__Görevin amacı__: Mustafa Kemal Paşa'yı anlatan metinde "Cepheden son gelen" ile "İsmet Paşa’yla toplanıyorlar." arasındaki bölümü, bu iki ifade de dâhil olmak üzere, hiç değiştirmeden yeniden yazınız.

Mustafa Kemal Paşa, Karahisar'da belediye dairesinde ona ayrılan odada dinleniyor.
Cepheden son gelen raporlara göre hazırlanan harita acil Mustafa Kemal Paşa’ya getiriyorlar.
Paşa, hemen ayağa fırlıyor.
Ordularımız düşmanın önemli kuvvetlerini kuzeyden, güneyden, batıdan kuşatmaya uygun bir duruma gelmiş.
Hemen Fevzi Paşa ve İsmet Paşa’yla toplanıyorlar.
Durumu bir kez daha değerlendiriyorlar.
Evet!
“T̈ürk'ün hakiki kurtuluş güneşi 30 Ağustos sabahı ufuktan bütün şaşaasıyla doğacaktır!”
Saat 6.30. Bu karara göre ordulara yeni emir ve talimat yazıldı. Fakat yetmedi. Başkomutan ve Fevzi Paşa da iki ayrı cepheye hareket etti. İsmet Paşa, genel vaziyeti takip için karargâhta kaldı. Karargâha varınca Birinci Ordu Kumandanı'na bir taraftan yazılı emir verildi ama, Başkomutan da kendisine sözlü olarak durumu açıkladı: “Düşman ordusu mutlaka imha olunacaktır!”
Atatürk, karargâhta bir süre kaldı, esir subaylarla görüştü. Bunlardan biri verdiği bilgiler arasında, istemeyerek, başkumandan vazifesini alan General Trikopis'in ve 2. Kolordu Kumandanı General Digenis'in de bizim çevirmek istediğimiz çemberin içinde bulunduğunu söylemiş. Kemal Paşa, Ordu Kumandanı'na hemen gereken emri veriyor: “Kemalettin Paşa'yı bulunuz. Bizzat Trikopis'le beraber bütün düşman generallerini mutlaka esir etmesini söyleyin!” Bunu duyunca zavallı subay başkomutanın ikram ettiği çayı içemeyerek baygınlık geçirmiş.
Cumhurbaşkanı “artık daha fazla bu ordu karargâhında kalamazdım” diyor. “Muharebe vaziyetini gözümle görmek benim için dayanılmaz bir ihtiyaç oldu.”
Çal Köyü batısında ve kuzeyinde patlayan topların gürültüleri işitiliyor. Oradan durumu dürbünle incelemeye uğraşamazdı. Ateş yerine gitmeliydi. Otomobillere atladılar düşman mermileri arasında, işte o ünlü tepeye geldiler.
Düşman kuvvetlerini tamamen kuşatmak ve düşmanın inatla müdafaa ettiği muharebe mevzilerine süngü hücumlarıyla girerek kesin sonuç almak elzemdi. Bütün düşman mevzilerinde büyük bir heyecan ve telaş vardı. Düşmanın etrafı sarılmıştı. Bataryalarımızın ateşiyle bir cehennemin içinde kaldılar.

__Verilen malzeme__:
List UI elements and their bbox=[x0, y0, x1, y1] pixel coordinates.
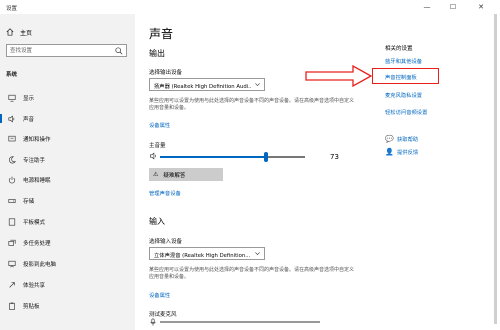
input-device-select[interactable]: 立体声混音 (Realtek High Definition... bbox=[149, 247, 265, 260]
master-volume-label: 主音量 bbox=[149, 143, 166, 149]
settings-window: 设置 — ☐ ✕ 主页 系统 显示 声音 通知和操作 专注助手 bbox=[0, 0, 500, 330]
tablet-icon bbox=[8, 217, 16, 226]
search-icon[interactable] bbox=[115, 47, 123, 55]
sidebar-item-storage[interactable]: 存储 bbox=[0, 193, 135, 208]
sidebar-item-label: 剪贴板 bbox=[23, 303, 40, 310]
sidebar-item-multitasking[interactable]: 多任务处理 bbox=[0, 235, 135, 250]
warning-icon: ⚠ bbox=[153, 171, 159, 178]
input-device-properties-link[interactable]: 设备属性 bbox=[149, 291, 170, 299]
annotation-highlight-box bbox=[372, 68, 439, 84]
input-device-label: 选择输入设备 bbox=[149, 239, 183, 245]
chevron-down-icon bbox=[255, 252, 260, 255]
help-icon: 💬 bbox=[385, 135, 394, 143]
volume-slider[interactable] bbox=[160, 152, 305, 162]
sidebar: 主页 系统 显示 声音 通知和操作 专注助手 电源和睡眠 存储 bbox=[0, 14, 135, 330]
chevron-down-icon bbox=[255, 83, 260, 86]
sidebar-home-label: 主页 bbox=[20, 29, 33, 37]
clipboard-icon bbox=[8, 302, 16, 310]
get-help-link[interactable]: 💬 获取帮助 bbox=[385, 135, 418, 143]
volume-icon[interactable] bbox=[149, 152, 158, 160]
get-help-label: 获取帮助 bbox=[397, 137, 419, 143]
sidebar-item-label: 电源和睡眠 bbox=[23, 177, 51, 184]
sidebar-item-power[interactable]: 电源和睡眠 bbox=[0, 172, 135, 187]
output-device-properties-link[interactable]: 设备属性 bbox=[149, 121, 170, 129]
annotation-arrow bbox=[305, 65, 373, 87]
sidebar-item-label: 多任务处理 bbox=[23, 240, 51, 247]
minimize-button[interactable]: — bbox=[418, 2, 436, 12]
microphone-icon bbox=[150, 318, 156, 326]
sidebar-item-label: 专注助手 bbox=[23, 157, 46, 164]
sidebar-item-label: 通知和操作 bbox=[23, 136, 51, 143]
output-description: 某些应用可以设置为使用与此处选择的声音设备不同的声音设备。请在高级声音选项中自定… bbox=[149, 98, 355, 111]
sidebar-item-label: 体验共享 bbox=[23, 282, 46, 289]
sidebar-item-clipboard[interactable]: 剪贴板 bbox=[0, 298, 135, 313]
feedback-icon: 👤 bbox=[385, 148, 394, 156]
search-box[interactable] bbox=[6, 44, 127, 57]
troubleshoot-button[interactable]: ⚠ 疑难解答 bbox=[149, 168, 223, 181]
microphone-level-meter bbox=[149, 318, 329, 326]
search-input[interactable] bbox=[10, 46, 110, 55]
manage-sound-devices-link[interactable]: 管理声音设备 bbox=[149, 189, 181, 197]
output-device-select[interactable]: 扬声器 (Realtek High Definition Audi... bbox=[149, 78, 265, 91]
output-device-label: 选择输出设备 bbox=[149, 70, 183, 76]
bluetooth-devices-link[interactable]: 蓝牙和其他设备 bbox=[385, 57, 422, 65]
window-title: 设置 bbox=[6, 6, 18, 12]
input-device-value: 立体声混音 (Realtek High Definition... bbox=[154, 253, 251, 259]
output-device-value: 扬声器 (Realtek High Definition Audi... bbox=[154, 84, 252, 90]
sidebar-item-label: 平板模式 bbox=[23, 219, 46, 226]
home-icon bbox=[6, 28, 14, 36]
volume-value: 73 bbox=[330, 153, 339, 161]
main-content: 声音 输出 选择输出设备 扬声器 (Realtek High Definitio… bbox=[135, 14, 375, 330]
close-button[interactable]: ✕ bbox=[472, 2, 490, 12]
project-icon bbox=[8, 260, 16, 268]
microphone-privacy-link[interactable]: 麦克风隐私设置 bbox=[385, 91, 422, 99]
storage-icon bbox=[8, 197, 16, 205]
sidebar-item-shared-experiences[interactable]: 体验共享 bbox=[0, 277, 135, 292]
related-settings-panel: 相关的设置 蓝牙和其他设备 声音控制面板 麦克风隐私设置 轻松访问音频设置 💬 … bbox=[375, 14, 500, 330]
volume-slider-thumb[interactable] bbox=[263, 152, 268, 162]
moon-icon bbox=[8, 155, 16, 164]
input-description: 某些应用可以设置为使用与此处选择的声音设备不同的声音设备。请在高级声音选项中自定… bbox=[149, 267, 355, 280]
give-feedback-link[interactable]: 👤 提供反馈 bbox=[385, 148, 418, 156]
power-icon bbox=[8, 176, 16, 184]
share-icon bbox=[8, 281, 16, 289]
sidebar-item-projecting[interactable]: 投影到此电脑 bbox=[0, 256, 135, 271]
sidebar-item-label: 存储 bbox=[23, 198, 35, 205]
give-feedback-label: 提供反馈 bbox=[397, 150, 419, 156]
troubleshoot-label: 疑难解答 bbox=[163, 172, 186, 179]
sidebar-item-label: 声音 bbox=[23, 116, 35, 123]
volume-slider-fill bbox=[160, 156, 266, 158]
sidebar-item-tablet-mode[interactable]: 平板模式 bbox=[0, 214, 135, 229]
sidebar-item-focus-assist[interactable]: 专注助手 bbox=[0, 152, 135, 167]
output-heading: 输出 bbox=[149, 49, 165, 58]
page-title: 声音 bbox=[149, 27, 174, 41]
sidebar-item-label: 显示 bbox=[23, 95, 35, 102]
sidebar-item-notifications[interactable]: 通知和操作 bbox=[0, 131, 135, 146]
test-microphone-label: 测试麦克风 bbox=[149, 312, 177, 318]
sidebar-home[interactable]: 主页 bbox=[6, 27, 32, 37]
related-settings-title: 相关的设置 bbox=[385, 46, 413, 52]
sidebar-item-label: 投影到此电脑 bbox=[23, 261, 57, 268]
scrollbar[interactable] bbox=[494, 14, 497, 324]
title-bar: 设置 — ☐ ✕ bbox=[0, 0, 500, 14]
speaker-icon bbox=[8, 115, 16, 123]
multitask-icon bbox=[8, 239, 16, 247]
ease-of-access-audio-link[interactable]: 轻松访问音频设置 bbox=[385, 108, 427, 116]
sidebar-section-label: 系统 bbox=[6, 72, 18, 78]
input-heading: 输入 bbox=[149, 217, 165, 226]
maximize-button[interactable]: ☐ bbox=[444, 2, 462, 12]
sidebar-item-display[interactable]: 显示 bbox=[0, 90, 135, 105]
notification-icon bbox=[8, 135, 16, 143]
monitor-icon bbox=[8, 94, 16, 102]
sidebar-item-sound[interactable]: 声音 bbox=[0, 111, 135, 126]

==

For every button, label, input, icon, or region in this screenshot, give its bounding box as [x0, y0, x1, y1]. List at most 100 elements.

---

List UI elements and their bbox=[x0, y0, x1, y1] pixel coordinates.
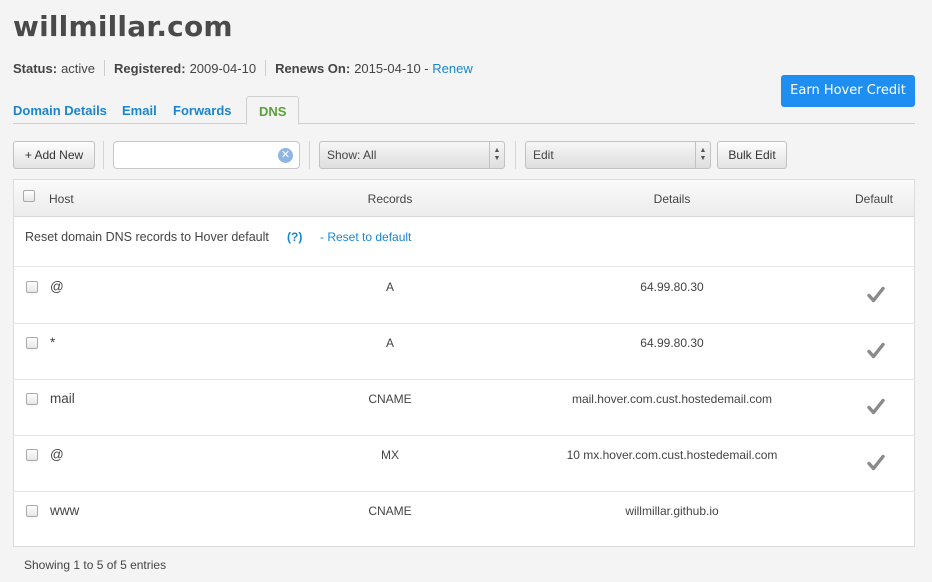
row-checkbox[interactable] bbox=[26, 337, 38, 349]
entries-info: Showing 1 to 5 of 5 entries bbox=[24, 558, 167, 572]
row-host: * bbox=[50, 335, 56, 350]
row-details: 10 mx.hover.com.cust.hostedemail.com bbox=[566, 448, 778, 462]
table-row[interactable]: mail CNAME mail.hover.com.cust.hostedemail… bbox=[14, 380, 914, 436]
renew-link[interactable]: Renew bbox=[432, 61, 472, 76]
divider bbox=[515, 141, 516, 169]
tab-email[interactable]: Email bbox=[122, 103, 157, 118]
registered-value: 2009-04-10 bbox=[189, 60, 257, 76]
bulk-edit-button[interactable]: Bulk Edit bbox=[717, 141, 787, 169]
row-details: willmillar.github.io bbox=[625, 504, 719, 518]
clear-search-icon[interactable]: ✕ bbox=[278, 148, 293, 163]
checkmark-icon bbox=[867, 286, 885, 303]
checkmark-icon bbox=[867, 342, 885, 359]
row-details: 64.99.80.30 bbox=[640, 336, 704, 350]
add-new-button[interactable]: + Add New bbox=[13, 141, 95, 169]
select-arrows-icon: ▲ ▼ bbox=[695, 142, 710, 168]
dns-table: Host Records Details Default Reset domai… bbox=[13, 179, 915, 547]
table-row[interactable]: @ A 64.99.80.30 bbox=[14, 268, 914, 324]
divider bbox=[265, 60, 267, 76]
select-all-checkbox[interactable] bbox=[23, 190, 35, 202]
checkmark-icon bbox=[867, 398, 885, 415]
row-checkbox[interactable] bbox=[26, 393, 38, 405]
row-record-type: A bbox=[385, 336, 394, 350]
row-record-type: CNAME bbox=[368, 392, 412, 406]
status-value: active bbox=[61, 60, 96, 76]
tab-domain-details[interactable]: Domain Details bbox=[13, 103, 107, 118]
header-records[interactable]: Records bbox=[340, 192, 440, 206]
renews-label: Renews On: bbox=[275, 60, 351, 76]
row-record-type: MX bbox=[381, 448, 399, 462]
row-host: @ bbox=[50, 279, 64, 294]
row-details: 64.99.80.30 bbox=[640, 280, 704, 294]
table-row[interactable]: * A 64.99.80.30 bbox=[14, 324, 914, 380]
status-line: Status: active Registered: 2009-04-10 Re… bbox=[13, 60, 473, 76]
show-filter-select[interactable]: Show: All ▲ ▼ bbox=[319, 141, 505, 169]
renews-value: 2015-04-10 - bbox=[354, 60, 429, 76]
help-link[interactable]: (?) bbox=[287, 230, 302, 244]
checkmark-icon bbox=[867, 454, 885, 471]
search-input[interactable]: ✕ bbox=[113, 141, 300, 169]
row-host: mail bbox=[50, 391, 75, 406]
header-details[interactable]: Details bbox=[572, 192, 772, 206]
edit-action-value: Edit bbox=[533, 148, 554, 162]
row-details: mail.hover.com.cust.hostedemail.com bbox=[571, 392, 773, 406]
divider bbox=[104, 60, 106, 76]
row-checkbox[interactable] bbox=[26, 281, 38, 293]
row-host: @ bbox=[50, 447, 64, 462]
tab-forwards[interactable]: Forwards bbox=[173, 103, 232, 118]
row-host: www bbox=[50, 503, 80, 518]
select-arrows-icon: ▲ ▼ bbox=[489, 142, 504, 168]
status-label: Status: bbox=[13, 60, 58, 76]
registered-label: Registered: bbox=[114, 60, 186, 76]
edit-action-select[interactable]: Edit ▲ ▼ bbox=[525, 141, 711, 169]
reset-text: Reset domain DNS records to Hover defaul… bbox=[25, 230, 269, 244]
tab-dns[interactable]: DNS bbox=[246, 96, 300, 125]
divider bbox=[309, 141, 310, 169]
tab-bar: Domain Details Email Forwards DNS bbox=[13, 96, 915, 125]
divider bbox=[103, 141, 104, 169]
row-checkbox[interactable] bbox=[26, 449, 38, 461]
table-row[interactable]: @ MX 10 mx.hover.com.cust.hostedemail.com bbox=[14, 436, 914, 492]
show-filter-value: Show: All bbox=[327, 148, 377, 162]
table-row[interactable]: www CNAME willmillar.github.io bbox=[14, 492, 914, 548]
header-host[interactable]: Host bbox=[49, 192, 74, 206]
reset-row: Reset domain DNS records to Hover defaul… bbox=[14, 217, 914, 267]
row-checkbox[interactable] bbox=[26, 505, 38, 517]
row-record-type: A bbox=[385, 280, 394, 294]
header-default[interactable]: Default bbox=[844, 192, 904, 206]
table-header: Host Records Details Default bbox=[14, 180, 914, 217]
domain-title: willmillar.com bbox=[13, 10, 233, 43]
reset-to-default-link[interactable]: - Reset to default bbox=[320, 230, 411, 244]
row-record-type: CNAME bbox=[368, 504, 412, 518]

__Tamamlanan görev__:
Cepheden son gelen raporlara göre hazırlanan harita acil Mustafa Kemal Paşa’ya getiriyorlar.
Paşa, hemen ayağa fırlıyor.
Ordularımız düşmanın önemli kuvvetlerini kuzeyden, güneyden, batıdan kuşatmaya uygun bir duruma gelmiş.
Hemen Fevzi Paşa ve İsmet Paşa’yla toplanıyorlar.